▶ **SHORT TASK**: Please give the listing again in its entirety, exactly as written.
■ ■ ■ ■ ■ ■ ■
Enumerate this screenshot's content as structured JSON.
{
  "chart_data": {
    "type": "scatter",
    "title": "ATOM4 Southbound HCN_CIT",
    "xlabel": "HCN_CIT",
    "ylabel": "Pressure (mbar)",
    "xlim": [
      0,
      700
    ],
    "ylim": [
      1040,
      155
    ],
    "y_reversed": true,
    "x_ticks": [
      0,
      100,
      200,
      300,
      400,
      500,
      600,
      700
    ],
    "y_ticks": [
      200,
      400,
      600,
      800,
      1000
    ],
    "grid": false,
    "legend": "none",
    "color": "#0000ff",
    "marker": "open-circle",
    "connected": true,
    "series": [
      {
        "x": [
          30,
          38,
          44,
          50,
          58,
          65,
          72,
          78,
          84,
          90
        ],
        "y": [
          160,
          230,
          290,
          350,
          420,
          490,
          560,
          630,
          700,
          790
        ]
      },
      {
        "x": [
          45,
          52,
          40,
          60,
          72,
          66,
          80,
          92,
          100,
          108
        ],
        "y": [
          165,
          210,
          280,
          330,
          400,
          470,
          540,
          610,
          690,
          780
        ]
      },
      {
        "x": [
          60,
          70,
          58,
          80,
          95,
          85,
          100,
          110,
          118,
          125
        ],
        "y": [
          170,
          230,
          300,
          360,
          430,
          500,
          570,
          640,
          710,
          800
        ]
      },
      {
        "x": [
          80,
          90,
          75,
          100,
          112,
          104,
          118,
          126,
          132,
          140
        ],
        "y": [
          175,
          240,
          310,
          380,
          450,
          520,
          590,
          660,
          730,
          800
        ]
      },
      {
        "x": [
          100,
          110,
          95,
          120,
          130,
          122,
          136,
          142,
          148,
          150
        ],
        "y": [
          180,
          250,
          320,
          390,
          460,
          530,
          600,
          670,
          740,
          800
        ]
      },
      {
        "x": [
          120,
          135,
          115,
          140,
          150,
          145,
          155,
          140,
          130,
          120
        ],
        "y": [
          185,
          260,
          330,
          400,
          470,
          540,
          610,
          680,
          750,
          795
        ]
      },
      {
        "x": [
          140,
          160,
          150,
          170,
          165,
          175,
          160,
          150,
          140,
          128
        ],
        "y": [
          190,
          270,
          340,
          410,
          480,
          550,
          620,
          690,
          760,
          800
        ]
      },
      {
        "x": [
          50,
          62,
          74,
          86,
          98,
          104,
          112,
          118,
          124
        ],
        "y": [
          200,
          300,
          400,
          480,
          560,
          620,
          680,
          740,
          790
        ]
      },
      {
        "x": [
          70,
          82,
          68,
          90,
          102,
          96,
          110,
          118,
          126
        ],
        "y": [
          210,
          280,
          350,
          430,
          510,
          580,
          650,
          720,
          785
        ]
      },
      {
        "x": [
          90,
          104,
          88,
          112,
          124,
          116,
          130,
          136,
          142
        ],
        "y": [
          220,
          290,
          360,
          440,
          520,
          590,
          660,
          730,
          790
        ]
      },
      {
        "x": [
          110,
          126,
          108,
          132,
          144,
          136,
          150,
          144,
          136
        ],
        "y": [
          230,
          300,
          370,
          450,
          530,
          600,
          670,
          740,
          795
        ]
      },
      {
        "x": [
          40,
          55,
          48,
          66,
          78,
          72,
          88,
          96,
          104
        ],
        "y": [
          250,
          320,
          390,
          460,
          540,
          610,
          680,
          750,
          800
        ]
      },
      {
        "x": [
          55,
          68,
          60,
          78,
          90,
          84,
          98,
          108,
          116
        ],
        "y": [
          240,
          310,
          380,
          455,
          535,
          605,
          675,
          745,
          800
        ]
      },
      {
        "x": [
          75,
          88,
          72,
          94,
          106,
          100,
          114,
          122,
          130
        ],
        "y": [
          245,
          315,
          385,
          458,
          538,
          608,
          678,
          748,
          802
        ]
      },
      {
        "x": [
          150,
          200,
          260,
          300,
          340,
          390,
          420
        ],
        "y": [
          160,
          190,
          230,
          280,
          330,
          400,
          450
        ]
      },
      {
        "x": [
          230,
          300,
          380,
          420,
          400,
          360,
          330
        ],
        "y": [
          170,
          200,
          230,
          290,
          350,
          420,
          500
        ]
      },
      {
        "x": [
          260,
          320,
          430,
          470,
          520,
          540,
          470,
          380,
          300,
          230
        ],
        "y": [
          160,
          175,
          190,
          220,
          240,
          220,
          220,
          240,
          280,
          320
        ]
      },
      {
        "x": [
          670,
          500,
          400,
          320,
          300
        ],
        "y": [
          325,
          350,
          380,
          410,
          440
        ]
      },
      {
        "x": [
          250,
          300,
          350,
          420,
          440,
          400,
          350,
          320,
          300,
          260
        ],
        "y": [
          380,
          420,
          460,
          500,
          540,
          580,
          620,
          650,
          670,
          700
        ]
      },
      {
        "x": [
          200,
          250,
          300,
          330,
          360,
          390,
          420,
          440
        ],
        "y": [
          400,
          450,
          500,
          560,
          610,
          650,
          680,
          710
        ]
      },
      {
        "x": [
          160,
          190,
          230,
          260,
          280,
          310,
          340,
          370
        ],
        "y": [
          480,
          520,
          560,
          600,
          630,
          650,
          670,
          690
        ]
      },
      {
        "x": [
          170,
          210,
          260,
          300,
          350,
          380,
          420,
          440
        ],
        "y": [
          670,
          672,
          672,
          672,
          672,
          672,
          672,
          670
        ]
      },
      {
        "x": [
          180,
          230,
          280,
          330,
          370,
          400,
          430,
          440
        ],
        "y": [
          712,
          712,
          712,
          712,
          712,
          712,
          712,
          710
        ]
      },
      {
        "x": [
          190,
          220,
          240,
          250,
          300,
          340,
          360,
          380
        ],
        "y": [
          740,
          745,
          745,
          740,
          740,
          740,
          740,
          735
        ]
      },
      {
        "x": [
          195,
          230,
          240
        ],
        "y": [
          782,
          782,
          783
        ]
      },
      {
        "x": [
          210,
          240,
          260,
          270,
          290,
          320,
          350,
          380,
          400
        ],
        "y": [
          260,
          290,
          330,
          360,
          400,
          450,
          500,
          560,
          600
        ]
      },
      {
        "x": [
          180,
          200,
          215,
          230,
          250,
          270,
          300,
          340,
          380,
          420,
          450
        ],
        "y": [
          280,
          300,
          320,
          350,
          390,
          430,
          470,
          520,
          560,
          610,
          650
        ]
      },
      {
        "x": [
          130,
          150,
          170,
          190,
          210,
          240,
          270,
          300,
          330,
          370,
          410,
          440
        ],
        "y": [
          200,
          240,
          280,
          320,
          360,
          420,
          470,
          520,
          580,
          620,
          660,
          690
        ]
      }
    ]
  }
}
■ ■ ■ ■ ■ ■ ■
▶ **FULL SOLUTION**:
Enumerate this screenshot's content as structured JSON.
{
  "chart_data": {
    "type": "scatter",
    "title": "ATOM4 Southbound HCN_CIT",
    "xlabel": "HCN_CIT",
    "ylabel": "Pressure (mbar)",
    "xlim": [
      0,
      700
    ],
    "ylim": [
      1040,
      155
    ],
    "y_reversed": true,
    "x_ticks": [
      0,
      100,
      200,
      300,
      400,
      500,
      600,
      700
    ],
    "y_ticks": [
      200,
      400,
      600,
      800,
      1000
    ],
    "grid": false,
    "legend": "none",
    "color": "#0000ff",
    "marker": "open-circle",
    "connected": true,
    "series": [
      {
        "x": [
          30,
          38,
          44,
          50,
          58,
          65,
          72,
          78,
          84,
          90
        ],
        "y": [
          160,
          230,
          290,
          350,
          420,
          490,
          560,
          630,
          700,
          790
        ]
      },
      {
        "x": [
          45,
          52,
          40,
          60,
          72,
          66,
          80,
          92,
          100,
          108
        ],
        "y": [
          165,
          210,
          280,
          330,
          400,
          470,
          540,
          610,
          690,
          780
        ]
      },
      {
        "x": [
          60,
          70,
          58,
          80,
          95,
          85,
          100,
          110,
          118,
          125
        ],
        "y": [
          170,
          230,
          300,
          360,
          430,
          500,
          570,
          640,
          710,
          800
        ]
      },
      {
        "x": [
          80,
          90,
          75,
          100,
          112,
          104,
          118,
          126,
          132,
          140
        ],
        "y": [
          175,
          240,
          310,
          380,
          450,
          520,
          590,
          660,
          730,
          800
        ]
      },
      {
        "x": [
          100,
          110,
          95,
          120,
          130,
          122,
          136,
          142,
          148,
          150
        ],
        "y": [
          180,
          250,
          320,
          390,
          460,
          530,
          600,
          670,
          740,
          800
        ]
      },
      {
        "x": [
          120,
          135,
          115,
          140,
          150,
          145,
          155,
          140,
          130,
          120
        ],
        "y": [
          185,
          260,
          330,
          400,
          470,
          540,
          610,
          680,
          750,
          795
        ]
      },
      {
        "x": [
          140,
          160,
          150,
          170,
          165,
          175,
          160,
          150,
          140,
          128
        ],
        "y": [
          190,
          270,
          340,
          410,
          480,
          550,
          620,
          690,
          760,
          800
        ]
      },
      {
        "x": [
          50,
          62,
          74,
          86,
          98,
          104,
          112,
          118,
          124
        ],
        "y": [
          200,
          300,
          400,
          480,
          560,
          620,
          680,
          740,
          790
        ]
      },
      {
        "x": [
          70,
          82,
          68,
          90,
          102,
          96,
          110,
          118,
          126
        ],
        "y": [
          210,
          280,
          350,
          430,
          510,
          580,
          650,
          720,
          785
        ]
      },
      {
        "x": [
          90,
          104,
          88,
          112,
          124,
          116,
          130,
          136,
          142
        ],
        "y": [
          220,
          290,
          360,
          440,
          520,
          590,
          660,
          730,
          790
        ]
      },
      {
        "x": [
          110,
          126,
          108,
          132,
          144,
          136,
          150,
          144,
          136
        ],
        "y": [
          230,
          300,
          370,
          450,
          530,
          600,
          670,
          740,
          795
        ]
      },
      {
        "x": [
          40,
          55,
          48,
          66,
          78,
          72,
          88,
          96,
          104
        ],
        "y": [
          250,
          320,
          390,
          460,
          540,
          610,
          680,
          750,
          800
        ]
      },
      {
        "x": [
          55,
          68,
          60,
          78,
          90,
          84,
          98,
          108,
          116
        ],
        "y": [
          240,
          310,
          380,
          455,
          535,
          605,
          675,
          745,
          800
        ]
      },
      {
        "x": [
          75,
          88,
          72,
          94,
          106,
          100,
          114,
          122,
          130
        ],
        "y": [
          245,
          315,
          385,
          458,
          538,
          608,
          678,
          748,
          802
        ]
      },
      {
        "x": [
          150,
          200,
          260,
          300,
          340,
          390,
          420
        ],
        "y": [
          160,
          190,
          230,
          280,
          330,
          400,
          450
        ]
      },
      {
        "x": [
          230,
          300,
          380,
          420,
          400,
          360,
          330
        ],
        "y": [
          170,
          200,
          230,
          290,
          350,
          420,
          500
        ]
      },
      {
        "x": [
          260,
          320,
          430,
          470,
          520,
          540,
          470,
          380,
          300,
          230
        ],
        "y": [
          160,
          175,
          190,
          220,
          240,
          220,
          220,
          240,
          280,
          320
        ]
      },
      {
        "x": [
          670,
          500,
          400,
          320,
          300
        ],
        "y": [
          325,
          350,
          380,
          410,
          440
        ]
      },
      {
        "x": [
          250,
          300,
          350,
          420,
          440,
          400,
          350,
          320,
          300,
          260
        ],
        "y": [
          380,
          420,
          460,
          500,
          540,
          580,
          620,
          650,
          670,
          700
        ]
      },
      {
        "x": [
          200,
          250,
          300,
          330,
          360,
          390,
          420,
          440
        ],
        "y": [
          400,
          450,
          500,
          560,
          610,
          650,
          680,
          710
        ]
      },
      {
        "x": [
          160,
          190,
          230,
          260,
          280,
          310,
          340,
          370
        ],
        "y": [
          480,
          520,
          560,
          600,
          630,
          650,
          670,
          690
        ]
      },
      {
        "x": [
          170,
          210,
          260,
          300,
          350,
          380,
          420,
          440
        ],
        "y": [
          670,
          672,
          672,
          672,
          672,
          672,
          672,
          670
        ]
      },
      {
        "x": [
          180,
          230,
          280,
          330,
          370,
          400,
          430,
          440
        ],
        "y": [
          712,
          712,
          712,
          712,
          712,
          712,
          712,
          710
        ]
      },
      {
        "x": [
          190,
          220,
          240,
          250,
          300,
          340,
          360,
          380
        ],
        "y": [
          740,
          745,
          745,
          740,
          740,
          740,
          740,
          735
        ]
      },
      {
        "x": [
          195,
          230,
          240
        ],
        "y": [
          782,
          782,
          783
        ]
      },
      {
        "x": [
          210,
          240,
          260,
          270,
          290,
          320,
          350,
          380,
          400
        ],
        "y": [
          260,
          290,
          330,
          360,
          400,
          450,
          500,
          560,
          600
        ]
      },
      {
        "x": [
          180,
          200,
          215,
          230,
          250,
          270,
          300,
          340,
          380,
          420,
          450
        ],
        "y": [
          280,
          300,
          320,
          350,
          390,
          430,
          470,
          520,
          560,
          610,
          650
        ]
      },
      {
        "x": [
          130,
          150,
          170,
          190,
          210,
          240,
          270,
          300,
          330,
          370,
          410,
          440
        ],
        "y": [
          200,
          240,
          280,
          320,
          360,
          420,
          470,
          520,
          580,
          620,
          660,
          690
        ]
      }
    ]
  }
}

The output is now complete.